--- PROBLEM STATEMENT ---
Exactly as given, write out the lines from the one containing "Serialize everything readable" through the end of the listing, with both ends included and nothing else.

--- Data extracted from a collection ---
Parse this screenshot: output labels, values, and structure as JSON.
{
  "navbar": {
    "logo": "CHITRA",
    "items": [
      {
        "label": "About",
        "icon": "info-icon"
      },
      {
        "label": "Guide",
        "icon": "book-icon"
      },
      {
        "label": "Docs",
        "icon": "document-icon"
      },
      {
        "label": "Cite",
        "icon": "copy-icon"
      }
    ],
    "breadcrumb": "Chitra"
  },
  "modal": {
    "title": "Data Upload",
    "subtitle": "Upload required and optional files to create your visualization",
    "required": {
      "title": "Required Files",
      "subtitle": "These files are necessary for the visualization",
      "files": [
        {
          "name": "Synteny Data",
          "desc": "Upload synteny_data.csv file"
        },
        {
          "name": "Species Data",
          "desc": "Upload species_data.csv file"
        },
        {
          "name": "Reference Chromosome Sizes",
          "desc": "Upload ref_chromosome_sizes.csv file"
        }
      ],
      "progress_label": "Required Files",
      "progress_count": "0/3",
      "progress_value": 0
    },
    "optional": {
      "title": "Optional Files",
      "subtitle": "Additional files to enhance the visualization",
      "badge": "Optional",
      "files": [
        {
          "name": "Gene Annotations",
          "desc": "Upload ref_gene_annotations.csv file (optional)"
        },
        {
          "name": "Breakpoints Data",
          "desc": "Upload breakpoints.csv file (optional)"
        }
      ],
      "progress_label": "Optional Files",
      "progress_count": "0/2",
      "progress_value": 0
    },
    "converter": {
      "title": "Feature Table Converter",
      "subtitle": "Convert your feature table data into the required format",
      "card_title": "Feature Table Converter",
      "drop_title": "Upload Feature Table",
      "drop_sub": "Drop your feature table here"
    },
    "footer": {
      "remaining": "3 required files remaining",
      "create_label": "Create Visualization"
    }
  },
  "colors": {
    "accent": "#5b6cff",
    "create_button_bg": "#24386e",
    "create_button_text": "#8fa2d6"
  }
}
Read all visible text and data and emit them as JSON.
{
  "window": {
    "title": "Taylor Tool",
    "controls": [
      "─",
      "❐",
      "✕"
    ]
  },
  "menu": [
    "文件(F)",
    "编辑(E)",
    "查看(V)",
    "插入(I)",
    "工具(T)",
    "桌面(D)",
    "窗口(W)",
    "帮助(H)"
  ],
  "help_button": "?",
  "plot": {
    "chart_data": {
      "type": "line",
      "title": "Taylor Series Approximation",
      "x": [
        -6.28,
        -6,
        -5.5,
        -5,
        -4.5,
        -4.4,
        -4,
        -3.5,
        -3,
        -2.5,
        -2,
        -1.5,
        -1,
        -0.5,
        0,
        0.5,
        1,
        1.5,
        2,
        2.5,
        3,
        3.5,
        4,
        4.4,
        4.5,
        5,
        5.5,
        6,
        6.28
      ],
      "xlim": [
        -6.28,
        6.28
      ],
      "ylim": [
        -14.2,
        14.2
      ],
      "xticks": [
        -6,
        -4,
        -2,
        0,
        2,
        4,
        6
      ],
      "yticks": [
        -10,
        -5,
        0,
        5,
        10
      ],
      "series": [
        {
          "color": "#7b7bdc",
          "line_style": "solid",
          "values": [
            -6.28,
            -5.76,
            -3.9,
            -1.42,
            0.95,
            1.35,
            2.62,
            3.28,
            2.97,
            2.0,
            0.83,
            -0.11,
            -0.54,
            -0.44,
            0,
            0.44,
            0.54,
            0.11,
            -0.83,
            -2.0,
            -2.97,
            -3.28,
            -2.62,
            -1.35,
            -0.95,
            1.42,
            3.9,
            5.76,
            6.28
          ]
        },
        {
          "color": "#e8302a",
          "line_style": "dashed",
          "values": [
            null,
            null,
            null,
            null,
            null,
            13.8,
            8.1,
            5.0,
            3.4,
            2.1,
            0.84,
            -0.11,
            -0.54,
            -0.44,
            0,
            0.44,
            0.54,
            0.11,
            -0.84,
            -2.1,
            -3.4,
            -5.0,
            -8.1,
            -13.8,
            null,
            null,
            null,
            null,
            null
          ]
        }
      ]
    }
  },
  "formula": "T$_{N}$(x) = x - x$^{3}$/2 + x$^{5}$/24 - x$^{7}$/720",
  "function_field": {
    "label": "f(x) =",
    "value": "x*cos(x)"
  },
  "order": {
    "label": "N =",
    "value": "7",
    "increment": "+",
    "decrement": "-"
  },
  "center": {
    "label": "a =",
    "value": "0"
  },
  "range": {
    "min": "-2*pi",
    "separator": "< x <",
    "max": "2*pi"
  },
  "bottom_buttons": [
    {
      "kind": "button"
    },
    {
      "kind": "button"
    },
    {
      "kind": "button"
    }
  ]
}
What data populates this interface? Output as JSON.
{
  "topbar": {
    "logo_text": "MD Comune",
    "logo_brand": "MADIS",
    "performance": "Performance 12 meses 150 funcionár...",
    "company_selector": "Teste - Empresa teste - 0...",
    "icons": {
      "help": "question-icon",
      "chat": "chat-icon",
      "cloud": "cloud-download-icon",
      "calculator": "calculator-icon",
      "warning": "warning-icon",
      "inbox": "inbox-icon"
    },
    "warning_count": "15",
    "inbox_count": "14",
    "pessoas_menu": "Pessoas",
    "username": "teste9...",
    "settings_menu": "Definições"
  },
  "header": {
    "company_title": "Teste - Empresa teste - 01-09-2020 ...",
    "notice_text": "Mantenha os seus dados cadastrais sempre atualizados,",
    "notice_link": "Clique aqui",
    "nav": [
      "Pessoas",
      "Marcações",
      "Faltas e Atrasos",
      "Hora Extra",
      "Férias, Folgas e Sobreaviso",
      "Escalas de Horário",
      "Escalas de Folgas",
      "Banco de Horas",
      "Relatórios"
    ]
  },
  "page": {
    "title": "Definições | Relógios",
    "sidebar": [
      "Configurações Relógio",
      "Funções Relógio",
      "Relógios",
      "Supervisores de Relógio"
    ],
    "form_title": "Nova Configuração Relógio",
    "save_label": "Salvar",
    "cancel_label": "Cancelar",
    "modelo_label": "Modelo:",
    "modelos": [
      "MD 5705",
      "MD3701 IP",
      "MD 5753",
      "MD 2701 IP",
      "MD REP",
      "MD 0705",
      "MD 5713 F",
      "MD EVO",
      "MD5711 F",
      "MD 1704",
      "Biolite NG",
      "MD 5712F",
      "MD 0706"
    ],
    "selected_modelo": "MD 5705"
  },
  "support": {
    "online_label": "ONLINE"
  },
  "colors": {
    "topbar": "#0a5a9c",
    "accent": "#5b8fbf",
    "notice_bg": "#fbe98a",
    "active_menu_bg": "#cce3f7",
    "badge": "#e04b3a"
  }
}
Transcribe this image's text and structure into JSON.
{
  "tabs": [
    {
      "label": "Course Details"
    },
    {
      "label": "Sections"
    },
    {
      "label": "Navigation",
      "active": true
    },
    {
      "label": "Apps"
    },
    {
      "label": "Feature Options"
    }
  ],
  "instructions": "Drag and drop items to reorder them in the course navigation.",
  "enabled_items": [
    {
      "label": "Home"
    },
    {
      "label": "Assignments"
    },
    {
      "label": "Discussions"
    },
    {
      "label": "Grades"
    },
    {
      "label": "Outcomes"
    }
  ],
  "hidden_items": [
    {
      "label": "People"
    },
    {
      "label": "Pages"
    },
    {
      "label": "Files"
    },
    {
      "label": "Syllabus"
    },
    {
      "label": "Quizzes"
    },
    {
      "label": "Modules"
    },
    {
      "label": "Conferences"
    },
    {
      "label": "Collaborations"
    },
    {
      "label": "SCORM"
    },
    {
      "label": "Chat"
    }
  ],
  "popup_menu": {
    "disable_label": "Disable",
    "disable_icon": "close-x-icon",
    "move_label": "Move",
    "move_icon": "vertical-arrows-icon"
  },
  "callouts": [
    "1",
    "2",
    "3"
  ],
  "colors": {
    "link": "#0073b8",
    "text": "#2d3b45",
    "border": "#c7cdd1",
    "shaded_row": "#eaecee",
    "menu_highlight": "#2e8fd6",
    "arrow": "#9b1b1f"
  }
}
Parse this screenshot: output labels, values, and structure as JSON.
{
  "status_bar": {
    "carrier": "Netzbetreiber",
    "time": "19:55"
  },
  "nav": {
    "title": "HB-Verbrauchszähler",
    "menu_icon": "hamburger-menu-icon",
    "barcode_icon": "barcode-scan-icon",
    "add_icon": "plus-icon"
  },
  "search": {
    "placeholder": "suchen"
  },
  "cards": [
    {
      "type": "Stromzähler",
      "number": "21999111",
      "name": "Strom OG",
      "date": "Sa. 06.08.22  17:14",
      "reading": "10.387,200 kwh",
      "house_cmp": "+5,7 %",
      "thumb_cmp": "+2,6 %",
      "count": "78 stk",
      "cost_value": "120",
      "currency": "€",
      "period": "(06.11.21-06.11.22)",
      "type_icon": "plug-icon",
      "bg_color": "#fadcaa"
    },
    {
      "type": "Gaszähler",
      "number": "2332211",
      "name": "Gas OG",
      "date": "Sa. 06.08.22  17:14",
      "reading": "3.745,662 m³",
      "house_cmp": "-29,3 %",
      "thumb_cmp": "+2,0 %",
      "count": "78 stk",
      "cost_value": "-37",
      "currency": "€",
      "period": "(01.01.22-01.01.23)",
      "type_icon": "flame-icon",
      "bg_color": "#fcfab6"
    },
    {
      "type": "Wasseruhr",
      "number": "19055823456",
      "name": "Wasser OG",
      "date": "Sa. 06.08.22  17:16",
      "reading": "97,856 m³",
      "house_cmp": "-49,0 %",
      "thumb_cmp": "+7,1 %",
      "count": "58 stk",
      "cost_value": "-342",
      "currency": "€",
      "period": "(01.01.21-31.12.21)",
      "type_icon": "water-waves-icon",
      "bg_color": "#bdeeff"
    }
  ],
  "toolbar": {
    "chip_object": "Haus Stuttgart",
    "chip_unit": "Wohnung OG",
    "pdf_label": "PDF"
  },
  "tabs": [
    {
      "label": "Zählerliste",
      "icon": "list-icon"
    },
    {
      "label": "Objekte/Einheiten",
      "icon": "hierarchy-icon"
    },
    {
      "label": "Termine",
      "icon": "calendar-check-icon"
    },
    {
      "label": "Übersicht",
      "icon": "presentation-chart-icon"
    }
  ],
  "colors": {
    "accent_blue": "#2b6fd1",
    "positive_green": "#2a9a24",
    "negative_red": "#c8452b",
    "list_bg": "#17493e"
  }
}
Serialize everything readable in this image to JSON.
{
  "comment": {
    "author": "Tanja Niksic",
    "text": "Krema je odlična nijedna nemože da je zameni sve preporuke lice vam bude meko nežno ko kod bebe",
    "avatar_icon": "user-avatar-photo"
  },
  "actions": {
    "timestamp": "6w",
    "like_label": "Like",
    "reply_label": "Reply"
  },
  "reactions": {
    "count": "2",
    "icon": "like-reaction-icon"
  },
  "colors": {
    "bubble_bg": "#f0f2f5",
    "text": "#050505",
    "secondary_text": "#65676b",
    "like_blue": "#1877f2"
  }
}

--- THE COMPLETED TASK ---
Serialize everything readable in this image to JSON.
{
  "comment": {
    "author": "Tanja Niksic",
    "text": "Krema je odlična nijedna nemože da je zameni sve preporuke lice vam bude meko nežno ko kod bebe",
    "avatar_icon": "user-avatar-photo"
  },
  "actions": {
    "timestamp": "6w",
    "like_label": "Like",
    "reply_label": "Reply"
  },
  "reactions": {
    "count": "2",
    "icon": "like-reaction-icon"
  },
  "colors": {
    "bubble_bg": "#f0f2f5",
    "text": "#050505",
    "secondary_text": "#65676b",
    "like_blue": "#1877f2"
  }
}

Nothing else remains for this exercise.